● **Assigned task 1**: In the political opinion piece below, list every matter the writer tells readers to "ask yourself" about, in the order they appear.
● **Assigned task 2**: Translate this sentence from the political opinion piece below into Spanish: "Ask yourself if you want a ban on stem-cell research that could cure countless medical conditions."
● **Assigned task 3**: According to the political opinion piece below, how long have the Democrats had to fix eight years of mistakes?
START Text for analysis
Hey I get it.  They say the recession is over but we just don’t feel it.  We are still seeing massive unemployment and foreclosures.  We see a ton of spending with no guarantees of the outcome.  Were we guaranteed an outcome when Bush spent billions each year on Iraq and Afghanistan?  Were we guaranteed that we would capture every Taliban and get those elusive weapons of mass destruction?  No but somehow we went along with that.  I get it.  Things still suck so we do what seems natural and blame whoever is currently in power and that is the Democrats, even though they’ve only had twenty-two months to fix eight years of mistakes.  I get it, we have no patience, and like a five year old who keeps whining from the back seat, “Are we there yet!” we want our change NOW! Well you’ll get your change soon young man so stop your complaining or the GOP is going to give you a time out, and then you’ll be sorry! But before you stomp out of here on November 2nd, pouting and vote for a Republican or whatever ding-dong the Tea party is endorsing ask yourself if things were better for us under George W. Bush.  Ask yourself if you want insurance companies to be able to deny you coverage for pre-existing conditions due to a repeal of health care insurance reforms.  Ask yourself if you want a ban on stem-cell research that could cure countless medical conditions.  Ask yourself if you want “Don’t Ask Don’t Tell” to be eliminated or if discrimination should continue in our military.  Ask yourself if corporate executives should be rewarded while jobs continue to be shipped overseas, while banks are denying small businesses loans that could help grow our economy, while insurance premiums double, coverage goes down and health care cost go up, because that is all the Republicans have proposed, the same old policies that the Bush administration used to bring this country to its knees.  Ask yourself if you remember why you voted for Barack Obama and keep in mind that Change has come, maybe not as fast or as sweeping as we would have liked it too, but it has come and given the opportunity it will continue to come.  Maybe not overnight, but it will, and it will come with a President who has the courage to say, “I think people are born with a certain make-up.  We're all children of G-d… We don't make determinations about who we love.” I get it.
END Text for analysis
START Extracted data
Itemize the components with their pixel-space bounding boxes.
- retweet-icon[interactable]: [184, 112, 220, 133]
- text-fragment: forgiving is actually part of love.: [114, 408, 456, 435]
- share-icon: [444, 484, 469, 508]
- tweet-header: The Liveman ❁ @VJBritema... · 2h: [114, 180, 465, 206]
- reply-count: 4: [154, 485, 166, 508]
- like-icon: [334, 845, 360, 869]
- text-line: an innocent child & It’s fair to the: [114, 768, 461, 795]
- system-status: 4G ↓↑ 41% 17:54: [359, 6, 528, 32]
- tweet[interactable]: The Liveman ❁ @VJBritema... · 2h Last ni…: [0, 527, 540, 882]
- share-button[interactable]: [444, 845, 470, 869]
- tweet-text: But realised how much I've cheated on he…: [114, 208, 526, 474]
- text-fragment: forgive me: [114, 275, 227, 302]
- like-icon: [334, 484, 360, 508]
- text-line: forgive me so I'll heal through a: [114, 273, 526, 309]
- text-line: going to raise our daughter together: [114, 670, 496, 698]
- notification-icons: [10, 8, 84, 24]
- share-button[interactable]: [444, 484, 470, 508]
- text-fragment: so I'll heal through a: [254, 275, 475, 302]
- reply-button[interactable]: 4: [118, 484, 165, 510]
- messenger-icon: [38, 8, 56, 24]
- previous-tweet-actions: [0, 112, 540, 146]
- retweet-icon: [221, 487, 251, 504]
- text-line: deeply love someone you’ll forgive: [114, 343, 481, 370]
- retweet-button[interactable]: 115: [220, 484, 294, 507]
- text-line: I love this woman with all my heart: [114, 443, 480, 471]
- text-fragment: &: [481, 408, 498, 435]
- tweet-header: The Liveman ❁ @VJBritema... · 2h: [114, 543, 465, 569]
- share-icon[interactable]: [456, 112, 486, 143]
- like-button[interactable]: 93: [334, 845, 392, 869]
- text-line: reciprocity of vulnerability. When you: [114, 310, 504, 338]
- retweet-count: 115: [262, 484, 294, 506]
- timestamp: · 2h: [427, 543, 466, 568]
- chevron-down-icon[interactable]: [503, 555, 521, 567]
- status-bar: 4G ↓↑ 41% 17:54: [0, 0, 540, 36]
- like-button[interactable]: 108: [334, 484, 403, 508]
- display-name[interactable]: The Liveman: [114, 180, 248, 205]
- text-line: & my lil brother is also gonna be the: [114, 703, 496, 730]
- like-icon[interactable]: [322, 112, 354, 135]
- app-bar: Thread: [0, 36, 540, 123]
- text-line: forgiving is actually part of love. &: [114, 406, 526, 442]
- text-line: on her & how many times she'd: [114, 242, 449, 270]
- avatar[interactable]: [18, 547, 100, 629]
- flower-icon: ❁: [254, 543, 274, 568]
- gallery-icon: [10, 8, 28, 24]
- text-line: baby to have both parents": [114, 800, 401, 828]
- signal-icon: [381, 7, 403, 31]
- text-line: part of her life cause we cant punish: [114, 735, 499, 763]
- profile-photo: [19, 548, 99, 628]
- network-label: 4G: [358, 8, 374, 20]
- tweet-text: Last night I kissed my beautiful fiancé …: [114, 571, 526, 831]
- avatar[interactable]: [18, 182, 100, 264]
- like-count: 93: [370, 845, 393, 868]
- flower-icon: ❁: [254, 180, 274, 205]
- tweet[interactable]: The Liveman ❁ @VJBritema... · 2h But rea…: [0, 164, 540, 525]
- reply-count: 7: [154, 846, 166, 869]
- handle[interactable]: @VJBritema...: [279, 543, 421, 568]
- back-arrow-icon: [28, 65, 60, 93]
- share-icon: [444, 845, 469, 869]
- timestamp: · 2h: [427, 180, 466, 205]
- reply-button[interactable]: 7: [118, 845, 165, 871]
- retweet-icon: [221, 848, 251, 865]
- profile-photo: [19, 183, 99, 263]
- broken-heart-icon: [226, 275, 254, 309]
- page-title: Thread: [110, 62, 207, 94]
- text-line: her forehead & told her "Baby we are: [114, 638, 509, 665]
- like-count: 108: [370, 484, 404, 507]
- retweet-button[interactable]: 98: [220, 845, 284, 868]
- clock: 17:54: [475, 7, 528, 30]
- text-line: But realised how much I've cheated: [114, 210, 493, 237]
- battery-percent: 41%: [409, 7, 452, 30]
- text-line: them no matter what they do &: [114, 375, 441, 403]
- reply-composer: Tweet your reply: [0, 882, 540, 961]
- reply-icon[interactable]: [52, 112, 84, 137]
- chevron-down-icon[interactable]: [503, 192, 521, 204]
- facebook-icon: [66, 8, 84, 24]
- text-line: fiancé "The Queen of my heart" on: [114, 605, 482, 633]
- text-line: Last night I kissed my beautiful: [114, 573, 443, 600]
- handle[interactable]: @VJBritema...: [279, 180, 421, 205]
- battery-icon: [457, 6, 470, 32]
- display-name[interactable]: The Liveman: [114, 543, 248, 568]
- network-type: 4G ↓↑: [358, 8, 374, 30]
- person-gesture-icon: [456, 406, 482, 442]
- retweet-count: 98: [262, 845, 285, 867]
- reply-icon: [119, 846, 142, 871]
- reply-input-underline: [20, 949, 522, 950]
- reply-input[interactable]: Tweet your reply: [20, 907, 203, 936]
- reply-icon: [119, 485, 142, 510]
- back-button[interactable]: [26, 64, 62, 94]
END Extracted data
● **Final answer 1**:
1. Whether things were better under George W. Bush
2. Whether insurance companies should be able to deny coverage for pre-existing conditions through a repeal of health care insurance reforms
3. Whether there should be a ban on stem-cell research that could cure countless medical conditions
4. Whether "Don't Ask Don't Tell" should be eliminated or discrimination should continue in the military
5. Whether corporate executives should be rewarded while jobs go overseas, banks deny small businesses loans, insurance premiums double, coverage goes down and health care costs go up
6. Whether readers remember why they voted for Barack Obama

● **Final answer 2**: Pregúntate si quieres una prohibición de la investigación con células madre que podría curar innumerables afecciones médicas.

● **Final answer 3**: Twenty-two months.